Passage:
⟨

SECURITIES AND EXCHANGE COMMISSION

Washington, D.C. 20549

 

 

 

FORM 8-K

 

 

 

CURRENT REPORT

Pursuant to Section 13 or 15(d) of the Securities Exchange Act of 1934

 

Date of Report (Date of earliest event reported): June 30, 2015 (June 26, 2015)

 

 

 

MAJESCO

(Exact name of registrant as specified in its charter)

 

 

 

California 001-37466 77-0309142
(State or Other Jurisdiction (Commission (I.R.S. Employer
of Incorporation) File Number) Identification No.)

 

5 Penn Plaza, 14th Floor

New York, NY 10001

(Address of Principal Executive Office) (Zip Code)

 

(646) 731-1000

(Registrant’s telephone number, including area code)

 

N/A

(Former name or former address, if changed since last report)

 

Check the appropriate box below if the Form 8-K filing is intended to simultaneously satisfy the filing obligation of the registrant under any of the following provisions:

 

¨ Written communications pursuant to Rule 425 under the Securities Act (17 CFR 230.425)

 

¨ Soliciting material pursuant to Rule 14a-12 under the Exchange Act (17 CFR 240.14a-12)

 

¨ Pre-commencement communications pursuant to Rule 14d-2(b) under the Exchange Act (17 CFR 240.14d-2(b))

 

¨ Pre-commencement communications pursuant to Rule 13e-4(c) under the Exchange Act (17 CFR 240.13e-4(c))

 

 

 

 
 

  

Item 2.01. Completion of Acquisition or Disposition of Assets.

 

On June 26, 2015, Majesco, a California corporation (“Majesco”), and Cover-All Technologies Inc., a Delaware corporation (“Cover-All”), completed the transactions contemplated by that certain Agreement and Plan of Merger entered into on December 14, 2014 and amended on February 18, 2015 (the “Merger Agreement”) and Cover-All merged with and into Majesco, with Majesco surviving the merger (the “Merger”).

 

Pursuant to the terms of the Merger Agreement, at the effective time of the Merger on June 26, 2015 (the “Effective Time”), each share of common stock of Cover-All, par value $0.01 per share (“Cover-All common stock”), issued and outstanding immediately prior to the Effective Time (other than treasury shares) was automatically cancelled and extinguished and converted into the right to receive the number of shares of common stock of Majesco, par value $0.002 per share (“Majesco common stock”), multiplied by the Exchange Ratio. The “Exchange Ratio” is 0.21641, which is the exchange ratio that results in a number of shares of Majesco common stock such that, at the Effective Time, holders of the issued and outstanding Cover-All common stock and outstanding options and restricted stock units and other equity awards of Cover-All in the aggregate held approximately 16.5% of the total capitalization of Majesco. The issuance of Majesco common stock in connection with the Merger, as described above, was registered under the Securities Act of 1933, as amended, pursuant to the joint proxy statement/prospectus on Form S-4 (File No. 333-202180) (the “Joint Proxy Statement/Prospectus”), filed with the Securities and Exchange Commission and declared effective on May 13, 2015.

⟩

Dataset excerpt:
⟨

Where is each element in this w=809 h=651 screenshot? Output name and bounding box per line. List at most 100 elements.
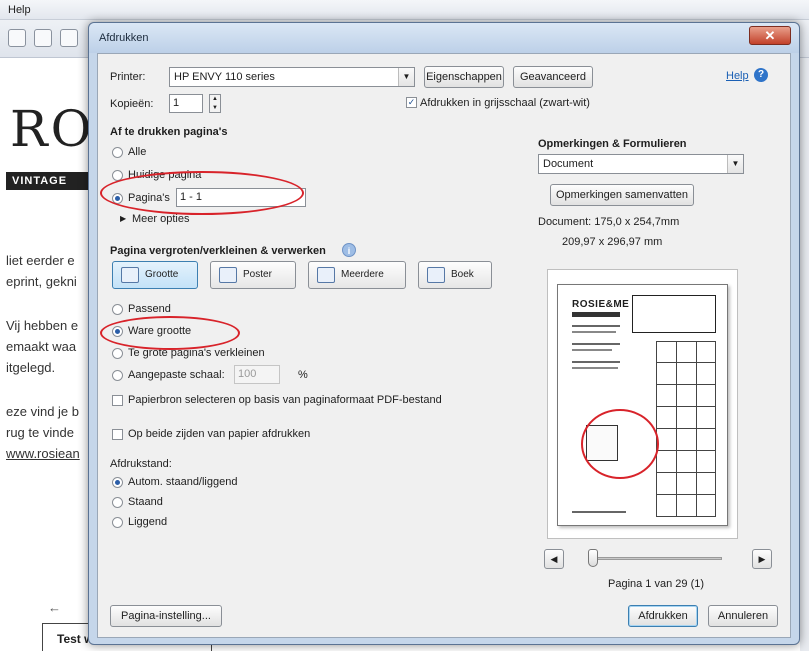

⟩

Work to complete: Pick up the Majesco Form 8-K filing on the Cover-All merger where its last sentence ends, and continue it in the same style.

Exercise answer:
 

At the Effective Time, any issued and outstanding warrants to purchase Cover-All common stock that were not exercised or cancelled prior to the Effective Time were assumed by Majesco in accordance with their terms on the same terms and conditions as were applicable to such warrants immediately prior to the Effective Time, with the number of shares subject to, and the exercise price applicable to, such warrants being appropriately adjusted based on the Exchange Ratio.

 

At the Effective Time, all outstanding and unexercised options to purchase Cover-All common stock, whether or not exercisable or vested, were replaced and substituted for by options to purchase common stock of Majesco on the same terms and conditions as were applicable to such options immediately prior to the Effective Time, with the number of shares subject to, and the exercise price applicable to, such options being appropriately adjusted based on the Exchange Ratio. At the Effective Time, the terms of each restricted stock unit (“RSU”) that was settleable in shares of Cover-All common stock that were outstanding and unvested prior to the Effective Time and did not fully vest by its terms as of the Effective Time were adjusted as necessary and replaced and substituted for by a RSU to acquire common stock of Majesco on the same terms and conditions as were applicable to such RSU immediately prior to the Effective Time, as adjusted based on the Exchange Ratio.

 

Effective as of the close of trading on June 26, 2015, the shares of Cover-All common stock ceased to be traded on the NYSE MKT (formerly, NYSE Amex). Effective as of the opening of trading on June 29, 2015, the shares of Majesco common stock will trade on the NYSE MKT under the symbol “MJCO”.

 

The foregoing description of the Merger and the Merger Agreement is not complete and is qualified in its entirety by reference to the Merger Agreement, which is included as Exhibits 2.1 and 2.2, respectively, to Majesco’s Annual Report on Form 10-K, which was previously filed on June 19, 2015. The Merger Agreement is incorporated herein by reference.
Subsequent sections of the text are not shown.